> [EXERCISE DESCRIPTION]: Pick out every line in the data below that holds "Sonneberg".

(Raw records)
--- BEGIN ---

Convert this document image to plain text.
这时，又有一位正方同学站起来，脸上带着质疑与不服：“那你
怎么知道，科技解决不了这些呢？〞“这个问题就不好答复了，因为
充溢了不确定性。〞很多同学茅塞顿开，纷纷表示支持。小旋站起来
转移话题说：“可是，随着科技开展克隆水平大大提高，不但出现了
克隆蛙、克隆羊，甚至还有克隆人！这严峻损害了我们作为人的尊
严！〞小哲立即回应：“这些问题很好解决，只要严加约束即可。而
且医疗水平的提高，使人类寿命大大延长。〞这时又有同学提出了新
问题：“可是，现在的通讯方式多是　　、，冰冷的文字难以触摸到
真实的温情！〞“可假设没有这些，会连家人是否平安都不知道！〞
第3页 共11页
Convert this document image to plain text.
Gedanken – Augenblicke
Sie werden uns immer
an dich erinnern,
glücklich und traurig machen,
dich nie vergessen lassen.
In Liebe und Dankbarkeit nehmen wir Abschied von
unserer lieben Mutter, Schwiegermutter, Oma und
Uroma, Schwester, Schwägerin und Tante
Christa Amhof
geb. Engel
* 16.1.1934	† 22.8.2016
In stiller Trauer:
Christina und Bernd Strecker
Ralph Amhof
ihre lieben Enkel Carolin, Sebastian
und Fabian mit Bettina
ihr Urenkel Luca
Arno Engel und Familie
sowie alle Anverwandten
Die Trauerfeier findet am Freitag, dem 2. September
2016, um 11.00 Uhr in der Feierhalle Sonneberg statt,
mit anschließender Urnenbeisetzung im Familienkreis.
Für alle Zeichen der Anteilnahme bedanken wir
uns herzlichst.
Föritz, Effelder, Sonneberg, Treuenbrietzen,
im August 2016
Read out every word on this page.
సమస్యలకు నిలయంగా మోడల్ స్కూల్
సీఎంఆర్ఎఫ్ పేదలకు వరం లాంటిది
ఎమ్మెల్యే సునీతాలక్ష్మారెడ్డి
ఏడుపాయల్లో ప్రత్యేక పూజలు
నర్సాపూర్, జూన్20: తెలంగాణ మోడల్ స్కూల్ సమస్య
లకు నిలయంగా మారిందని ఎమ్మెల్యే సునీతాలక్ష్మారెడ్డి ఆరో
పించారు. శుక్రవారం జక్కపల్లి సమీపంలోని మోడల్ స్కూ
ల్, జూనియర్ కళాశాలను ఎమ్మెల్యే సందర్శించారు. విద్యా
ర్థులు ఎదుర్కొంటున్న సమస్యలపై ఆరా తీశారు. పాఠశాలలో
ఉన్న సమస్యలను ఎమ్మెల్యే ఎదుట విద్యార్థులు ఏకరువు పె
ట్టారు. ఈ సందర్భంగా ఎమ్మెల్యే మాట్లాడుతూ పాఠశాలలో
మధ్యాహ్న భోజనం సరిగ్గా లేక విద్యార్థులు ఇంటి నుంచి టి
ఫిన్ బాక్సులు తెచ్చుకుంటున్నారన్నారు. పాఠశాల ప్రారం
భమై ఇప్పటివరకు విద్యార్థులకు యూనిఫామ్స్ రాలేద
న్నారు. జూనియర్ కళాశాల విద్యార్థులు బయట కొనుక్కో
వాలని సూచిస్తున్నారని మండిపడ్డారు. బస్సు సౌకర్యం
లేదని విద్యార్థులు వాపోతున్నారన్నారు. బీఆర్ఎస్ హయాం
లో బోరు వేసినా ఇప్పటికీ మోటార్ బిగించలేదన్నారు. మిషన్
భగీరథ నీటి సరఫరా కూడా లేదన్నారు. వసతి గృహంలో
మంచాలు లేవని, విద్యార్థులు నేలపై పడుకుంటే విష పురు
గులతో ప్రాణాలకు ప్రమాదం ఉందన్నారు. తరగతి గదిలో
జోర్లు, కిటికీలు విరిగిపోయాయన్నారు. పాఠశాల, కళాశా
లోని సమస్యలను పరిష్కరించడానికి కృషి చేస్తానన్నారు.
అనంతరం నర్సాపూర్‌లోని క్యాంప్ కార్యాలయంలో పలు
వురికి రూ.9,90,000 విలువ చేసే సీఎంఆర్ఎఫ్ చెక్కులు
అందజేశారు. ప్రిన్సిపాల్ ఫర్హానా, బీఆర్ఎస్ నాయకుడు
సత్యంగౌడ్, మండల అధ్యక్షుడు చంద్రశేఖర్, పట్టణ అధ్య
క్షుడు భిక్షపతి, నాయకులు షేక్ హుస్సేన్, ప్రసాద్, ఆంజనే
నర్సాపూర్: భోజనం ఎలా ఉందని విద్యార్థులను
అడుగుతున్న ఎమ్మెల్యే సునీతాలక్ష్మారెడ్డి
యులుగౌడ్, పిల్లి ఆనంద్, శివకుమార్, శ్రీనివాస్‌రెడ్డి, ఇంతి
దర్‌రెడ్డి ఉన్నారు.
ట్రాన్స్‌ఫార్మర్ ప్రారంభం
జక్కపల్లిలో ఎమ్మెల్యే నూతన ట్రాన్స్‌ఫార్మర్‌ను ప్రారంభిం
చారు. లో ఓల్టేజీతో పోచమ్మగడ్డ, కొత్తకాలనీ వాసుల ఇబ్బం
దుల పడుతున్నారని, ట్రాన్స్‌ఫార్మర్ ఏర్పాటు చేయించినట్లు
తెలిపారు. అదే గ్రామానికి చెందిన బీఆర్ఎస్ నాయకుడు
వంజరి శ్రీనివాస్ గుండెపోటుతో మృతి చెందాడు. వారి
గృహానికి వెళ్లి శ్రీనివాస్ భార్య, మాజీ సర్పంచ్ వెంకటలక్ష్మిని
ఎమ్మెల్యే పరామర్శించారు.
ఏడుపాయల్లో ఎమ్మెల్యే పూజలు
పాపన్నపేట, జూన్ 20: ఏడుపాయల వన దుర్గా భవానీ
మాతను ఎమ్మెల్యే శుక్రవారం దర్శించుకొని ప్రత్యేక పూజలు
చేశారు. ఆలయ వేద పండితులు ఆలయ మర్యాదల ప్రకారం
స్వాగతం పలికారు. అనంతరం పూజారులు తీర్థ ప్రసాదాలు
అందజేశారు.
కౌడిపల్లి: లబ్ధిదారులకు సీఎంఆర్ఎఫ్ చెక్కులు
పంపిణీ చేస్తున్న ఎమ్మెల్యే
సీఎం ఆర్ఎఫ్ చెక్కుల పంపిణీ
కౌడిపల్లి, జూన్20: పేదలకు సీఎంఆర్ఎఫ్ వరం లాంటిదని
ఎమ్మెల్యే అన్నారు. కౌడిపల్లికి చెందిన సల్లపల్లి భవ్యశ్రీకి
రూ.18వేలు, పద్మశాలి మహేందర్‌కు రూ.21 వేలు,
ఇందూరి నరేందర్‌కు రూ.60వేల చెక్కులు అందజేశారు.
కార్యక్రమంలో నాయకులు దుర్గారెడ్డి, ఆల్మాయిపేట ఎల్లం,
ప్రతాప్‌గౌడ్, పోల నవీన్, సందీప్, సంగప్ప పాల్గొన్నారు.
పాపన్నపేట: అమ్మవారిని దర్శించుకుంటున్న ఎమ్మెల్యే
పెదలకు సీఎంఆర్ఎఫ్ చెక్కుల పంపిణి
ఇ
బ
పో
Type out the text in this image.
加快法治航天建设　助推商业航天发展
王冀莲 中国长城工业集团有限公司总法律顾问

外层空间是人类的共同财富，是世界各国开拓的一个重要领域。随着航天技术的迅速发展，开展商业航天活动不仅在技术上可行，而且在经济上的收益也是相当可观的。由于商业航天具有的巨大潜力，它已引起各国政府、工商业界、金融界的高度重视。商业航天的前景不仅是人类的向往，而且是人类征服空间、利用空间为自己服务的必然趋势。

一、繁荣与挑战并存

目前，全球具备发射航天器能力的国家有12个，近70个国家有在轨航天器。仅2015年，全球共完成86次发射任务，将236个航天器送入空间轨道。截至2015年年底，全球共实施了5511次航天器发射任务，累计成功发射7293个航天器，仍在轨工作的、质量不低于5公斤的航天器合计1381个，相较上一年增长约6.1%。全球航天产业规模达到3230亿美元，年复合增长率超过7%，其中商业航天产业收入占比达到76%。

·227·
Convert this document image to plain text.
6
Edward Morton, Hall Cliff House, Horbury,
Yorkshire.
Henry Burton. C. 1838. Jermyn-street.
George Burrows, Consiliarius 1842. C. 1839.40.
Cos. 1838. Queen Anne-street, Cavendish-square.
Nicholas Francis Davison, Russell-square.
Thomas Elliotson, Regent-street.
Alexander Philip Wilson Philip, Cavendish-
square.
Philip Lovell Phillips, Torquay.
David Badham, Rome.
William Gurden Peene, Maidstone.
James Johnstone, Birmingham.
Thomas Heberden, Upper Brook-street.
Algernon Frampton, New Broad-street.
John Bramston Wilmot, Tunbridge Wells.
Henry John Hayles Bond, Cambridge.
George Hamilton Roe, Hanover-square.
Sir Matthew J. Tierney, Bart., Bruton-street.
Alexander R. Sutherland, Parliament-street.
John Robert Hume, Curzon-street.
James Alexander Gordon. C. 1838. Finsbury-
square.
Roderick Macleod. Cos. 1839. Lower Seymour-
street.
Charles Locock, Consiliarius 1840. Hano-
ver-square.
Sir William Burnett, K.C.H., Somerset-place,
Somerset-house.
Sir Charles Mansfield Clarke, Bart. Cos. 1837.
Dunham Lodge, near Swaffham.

--- END ---

> [FINAL RESULT]:
2016, um 11.00 Uhr in der Feierhalle Sonneberg statt,
Föritz, Effelder, Sonneberg, Treuenbrietzen,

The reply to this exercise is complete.